- _Requirement_
Render the lines below as a Markdown table with two columns, Row and Line text. Number each row, skip blank lines, and leave the pictures out.
** start Data entries **
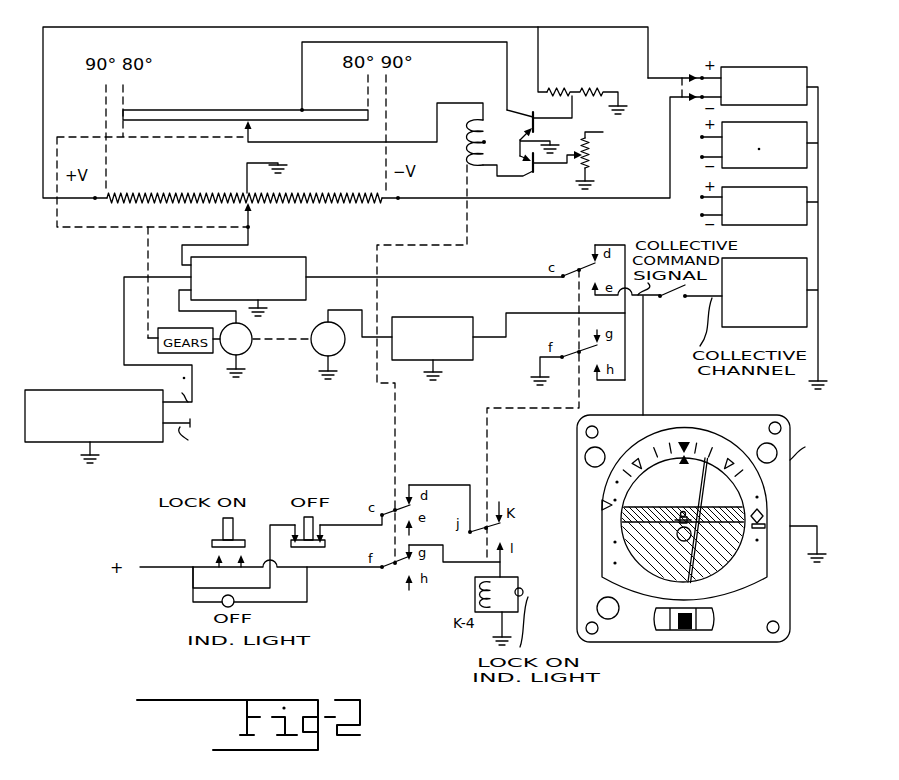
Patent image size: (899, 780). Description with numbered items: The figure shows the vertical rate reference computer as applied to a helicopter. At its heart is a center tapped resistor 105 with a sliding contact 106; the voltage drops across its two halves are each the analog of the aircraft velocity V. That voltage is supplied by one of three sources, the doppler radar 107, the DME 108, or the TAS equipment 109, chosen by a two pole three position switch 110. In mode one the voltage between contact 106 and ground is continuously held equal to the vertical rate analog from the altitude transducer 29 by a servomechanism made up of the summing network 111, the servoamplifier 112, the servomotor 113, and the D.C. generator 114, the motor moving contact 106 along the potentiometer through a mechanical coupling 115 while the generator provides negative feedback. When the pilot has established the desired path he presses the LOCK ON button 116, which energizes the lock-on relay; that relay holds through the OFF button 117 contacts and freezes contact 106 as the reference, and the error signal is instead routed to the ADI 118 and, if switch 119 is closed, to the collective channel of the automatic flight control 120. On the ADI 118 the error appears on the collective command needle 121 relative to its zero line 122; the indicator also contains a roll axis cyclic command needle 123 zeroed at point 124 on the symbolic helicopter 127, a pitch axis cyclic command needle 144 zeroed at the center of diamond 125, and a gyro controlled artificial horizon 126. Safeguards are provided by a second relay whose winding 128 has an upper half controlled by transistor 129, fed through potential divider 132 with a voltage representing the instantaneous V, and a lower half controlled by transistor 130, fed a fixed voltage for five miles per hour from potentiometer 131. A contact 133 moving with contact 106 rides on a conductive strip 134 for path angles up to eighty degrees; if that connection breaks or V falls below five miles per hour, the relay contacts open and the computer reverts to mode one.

The altitude transducer 29 is at (90, 390).
The center tapped resistor 105 is at (185, 181).
The sliding contact 106 is at (257, 208).
The doppler radar 107 is at (772, 66).
The DME 108 is at (785, 123).
The TAS equipment 109 is at (785, 186).
The two pole three position switch 110 is at (682, 63).
The summing network 111 is at (282, 256).
The servoamplifier 112 is at (447, 316).
The servomotor 113 is at (313, 330).
The D.C. generator 114 is at (250, 353).
The mechanical coupling 115 is at (148, 256).
The LOCK ON button 116 is at (222, 525).
The OFF button 117 is at (302, 520).
The ADI 118 is at (577, 476).
The switch 119 is at (672, 298).
The automatic flight control 120 is at (787, 245).
The collective command needle 121 is at (600, 505).
The line 122 is at (600, 523).
The roll axis cyclic command needle 123 is at (703, 478).
The point 124 is at (687, 510).
The diamond 125 is at (765, 517).
The artificial horizon 126 is at (732, 508).
The symbolic helicopter 127 is at (678, 540).
The winding 128 is at (462, 136).
The transistor 129 is at (534, 122).
The transistor 130 is at (536, 171).
The potentiometer 131 is at (575, 152).
The potential divider 132 is at (565, 90).
The contact 133 is at (256, 126).
The conductive strip 134 is at (204, 110).
The pitch axis cyclic command needle 144 is at (765, 526).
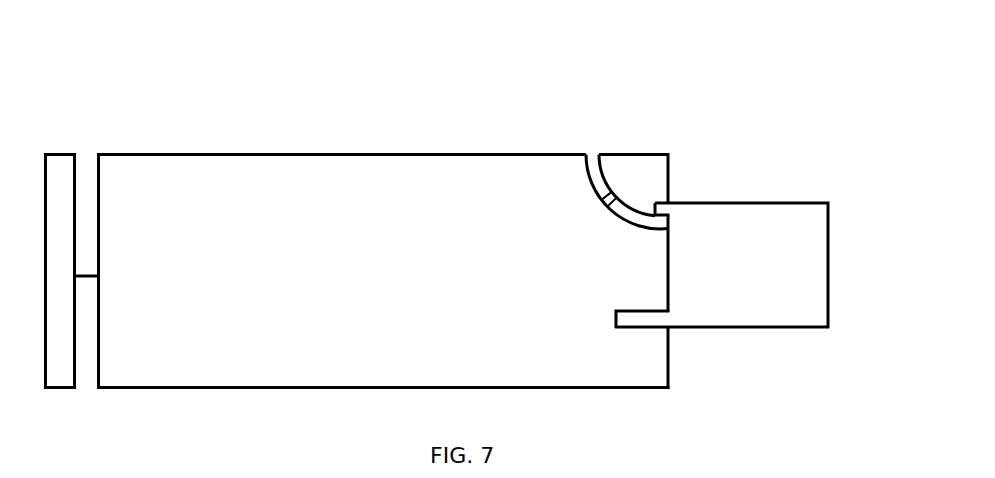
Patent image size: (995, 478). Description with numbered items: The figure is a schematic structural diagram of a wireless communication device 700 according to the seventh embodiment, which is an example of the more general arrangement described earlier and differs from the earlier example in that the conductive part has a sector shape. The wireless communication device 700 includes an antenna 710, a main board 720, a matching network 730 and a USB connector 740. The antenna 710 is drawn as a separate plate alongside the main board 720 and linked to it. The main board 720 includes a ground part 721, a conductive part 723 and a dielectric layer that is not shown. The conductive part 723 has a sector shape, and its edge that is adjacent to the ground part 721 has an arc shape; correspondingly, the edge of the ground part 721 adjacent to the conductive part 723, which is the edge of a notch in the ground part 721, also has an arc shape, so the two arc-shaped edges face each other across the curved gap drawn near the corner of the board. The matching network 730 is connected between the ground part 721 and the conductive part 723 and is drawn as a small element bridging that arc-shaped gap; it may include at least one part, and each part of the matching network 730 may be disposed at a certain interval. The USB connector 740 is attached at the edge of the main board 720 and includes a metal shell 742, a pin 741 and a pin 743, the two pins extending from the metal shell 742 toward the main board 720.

The wireless communication device 700 is at (448, 24).
The antenna 710 is at (132, 240).
The main board 720 is at (383, 231).
The ground part 721 is at (384, 131).
The conductive part 723 is at (579, 168).
The matching network 730 is at (554, 222).
The USB connector 740 is at (743, 244).
The pin 741 is at (721, 175).
The metal shell 742 is at (729, 247).
The pin 743 is at (711, 353).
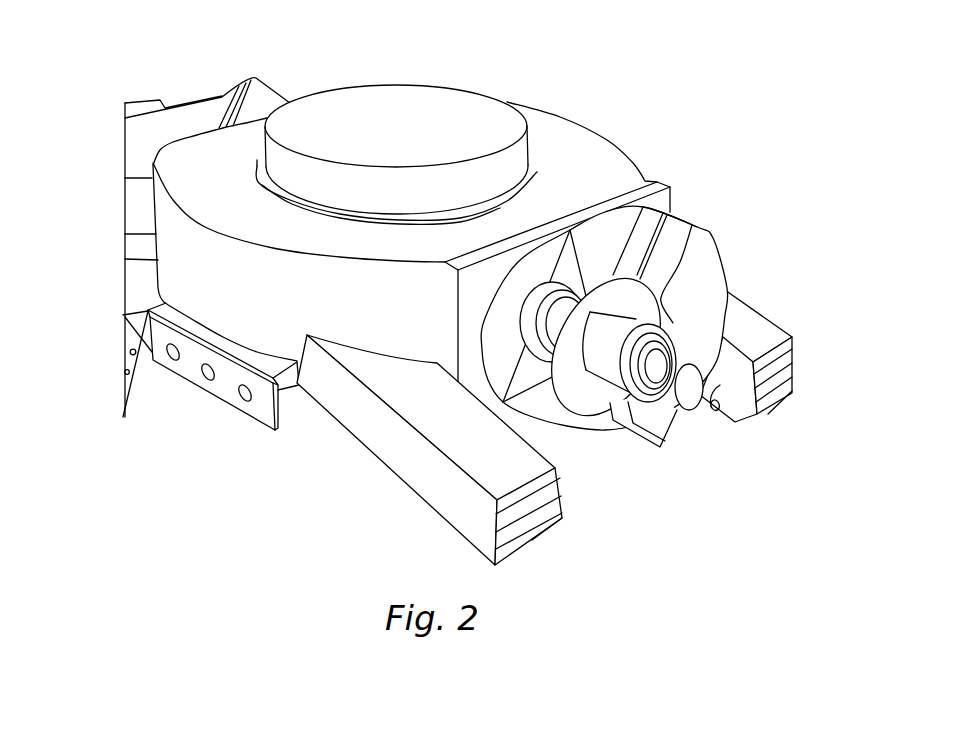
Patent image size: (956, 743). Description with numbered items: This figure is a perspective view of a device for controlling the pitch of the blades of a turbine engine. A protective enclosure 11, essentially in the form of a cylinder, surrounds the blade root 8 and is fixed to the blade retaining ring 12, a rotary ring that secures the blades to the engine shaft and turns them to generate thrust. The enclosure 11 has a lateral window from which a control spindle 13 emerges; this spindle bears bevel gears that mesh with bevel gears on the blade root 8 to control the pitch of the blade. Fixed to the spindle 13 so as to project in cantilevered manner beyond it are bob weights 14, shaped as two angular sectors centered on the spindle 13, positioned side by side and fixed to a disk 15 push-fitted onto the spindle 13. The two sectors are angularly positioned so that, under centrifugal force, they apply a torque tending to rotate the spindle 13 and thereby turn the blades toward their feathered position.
** end Data entries **
- _Response to this exercise_
| Row | Line text |
|---|---|
| 1 | Patent image size: (899, 780). Description with numbered items: The figure shows the vertical rate reference computer as applied to a helicopter. At its heart is a center tapped resistor 105 with a sliding contact 106; the voltage drops across its two halves are each the analog of the aircraft velocity V. That voltage is supplied by one of three sources, the doppler radar 107, the DME 108, or the TAS equipment 109, chosen by a two pole three position switch 110. In mode one the voltage between contact 106 and ground is continuously held equal to the vertical rate analog from the altitude transducer 29 by a servomechanism made up of the summing network 111, the servoamplifier 112, the servomotor 113, and the D.C. generator 114, the motor moving contact 106 along the potentiometer through a mechanical coupling 115 while the generator provides negative feedback. When the pilot has established the desired path he presses the LOCK ON button 116, which energizes the lock-on relay; that relay holds through the OFF button 117 contacts and freezes contact 106 as the reference, and the error signal is instead routed to the ADI 118 and, if switch 119 is closed, to the collective channel of the automatic flight control 120. On the ADI 118 the error appears on the collective command needle 121 relative to its zero line 122; the indicator also contains a roll axis cyclic command needle 123 zeroed at point 124 on the symbolic helicopter 127, a pitch axis cyclic command needle 144 zeroed at the center of diamond 125, and a gyro controlled artificial horizon 126. Safeguards are provided by a second relay whose winding 128 has an upper half controlled by transistor 129, fed through potential divider 132 with a voltage representing the instantaneous V, and a lower half controlled by transistor 130, fed a fixed voltage for five miles per hour from potentiometer 131. A contact 133 moving with contact 106 rides on a conductive strip 134 for path angles up to eighty degrees; if that connection breaks or V falls below five miles per hour, the relay contacts open and the computer reverts to mode one. |
| 2 | The altitude transducer 29 is at (90, 390). |
| 3 | The center tapped resistor 105 is at (185, 181). |
| 4 | The sliding contact 106 is at (257, 208). |
| 5 | The doppler radar 107 is at (772, 66). |
| 6 | The DME 108 is at (785, 123). |
| 7 | The TAS equipment 109 is at (785, 186). |
| 8 | The two pole three position switch 110 is at (682, 63). |
| 9 | The summing network 111 is at (282, 256). |
| 10 | The servoamplifier 112 is at (447, 316). |
| 11 | The servomotor 113 is at (313, 330). |
| 12 | The D.C. generator 114 is at (250, 353). |
| 13 | The mechanical coupling 115 is at (148, 256). |
| 14 | The LOCK ON button 116 is at (222, 525). |
| 15 | The OFF button 117 is at (302, 520). |
| 16 | The ADI 118 is at (577, 476). |
| 17 | The switch 119 is at (672, 298). |
| 18 | The automatic flight control 120 is at (787, 245). |
| 19 | The collective command needle 121 is at (600, 505). |
| 20 | The line 122 is at (600, 523). |
| 21 | The roll axis cyclic command needle 123 is at (703, 478). |
| 22 | The point 124 is at (687, 510). |
| 23 | The diamond 125 is at (765, 517). |
| 24 | The artificial horizon 126 is at (732, 508). |
| 25 | The symbolic helicopter 127 is at (678, 540). |
| 26 | The winding 128 is at (462, 136). |
| 27 | The transistor 129 is at (534, 122). |
| 28 | The transistor 130 is at (536, 171). |
| 29 | The potentiometer 131 is at (575, 152). |
| 30 | The potential divider 132 is at (565, 90). |
| 31 | The contact 133 is at (256, 126). |
| 32 | The conductive strip 134 is at (204, 110). |
| 33 | The pitch axis cyclic command needle 144 is at (765, 526). |
| 34 | Patent image size: (995, 478). Description with numbered items: The figure is a schematic structural diagram of a wireless communication device 700 according to the seventh embodiment, which is an example of the more general arrangement described earlier and differs from the earlier example in that the conductive part has a sector shape. The wireless communication device 700 includes an antenna 710, a main board 720, a matching network 730 and a USB connector 740. The antenna 710 is drawn as a separate plate alongside the main board 720 and linked to it. The main board 720 includes a ground part 721, a conductive part 723 and a dielectric layer that is not shown. The conductive part 723 has a sector shape, and its edge that is adjacent to the ground part 721 has an arc shape; correspondingly, the edge of the ground part 721 adjacent to the conductive part 723, which is the edge of a notch in the ground part 721, also has an arc shape, so the two arc-shaped edges face each other across the curved gap drawn near the corner of the board. The matching network 730 is connected between the ground part 721 and the conductive part 723 and is drawn as a small element bridging that arc-shaped gap; it may include at least one part, and each part of the matching network 730 may be disposed at a certain interval. The USB connector 740 is attached at the edge of the main board 720 and includes a metal shell 742, a pin 741 and a pin 743, the two pins extending from the metal shell 742 toward the main board 720. |
| 35 | The wireless communication device 700 is at (448, 24). |
| 36 | The antenna 710 is at (132, 240). |
| 37 | The main board 720 is at (383, 231). |
| 38 | The ground part 721 is at (384, 131). |
| 39 | The conductive part 723 is at (579, 168). |
| 40 | The matching network 730 is at (554, 222). |
| 41 | The USB connector 740 is at (743, 244). |
| 42 | The pin 741 is at (721, 175). |
| 43 | The metal shell 742 is at (729, 247). |
| 44 | The pin 743 is at (711, 353). |
| 45 | Patent image size: (956, 743). Description with numbered items: This figure is a perspective view of a device for controlling the pitch of the blades of a turbine engine. A protective enclosure 11, essentially in the form of a cylinder, surrounds the blade root 8 and is fixed to the blade retaining ring 12, a rotary ring that secures the blades to the engine shaft and turns them to generate thrust. The enclosure 11 has a lateral window from which a control spindle 13 emerges; this spindle bears bevel gears that mesh with bevel gears on the blade root 8 to control the pitch of the blade. Fixed to the spindle 13 so as to project in cantilevered manner beyond it are bob weights 14, shaped as two angular sectors centered on the spindle 13, positioned side by side and fixed to a disk 15 push-fitted onto the spindle 13. The two sectors are angularly positioned so that, under centrifugal force, they apply a torque tending to rotate the spindle 13 and thereby turn the blades toward their feathered position. |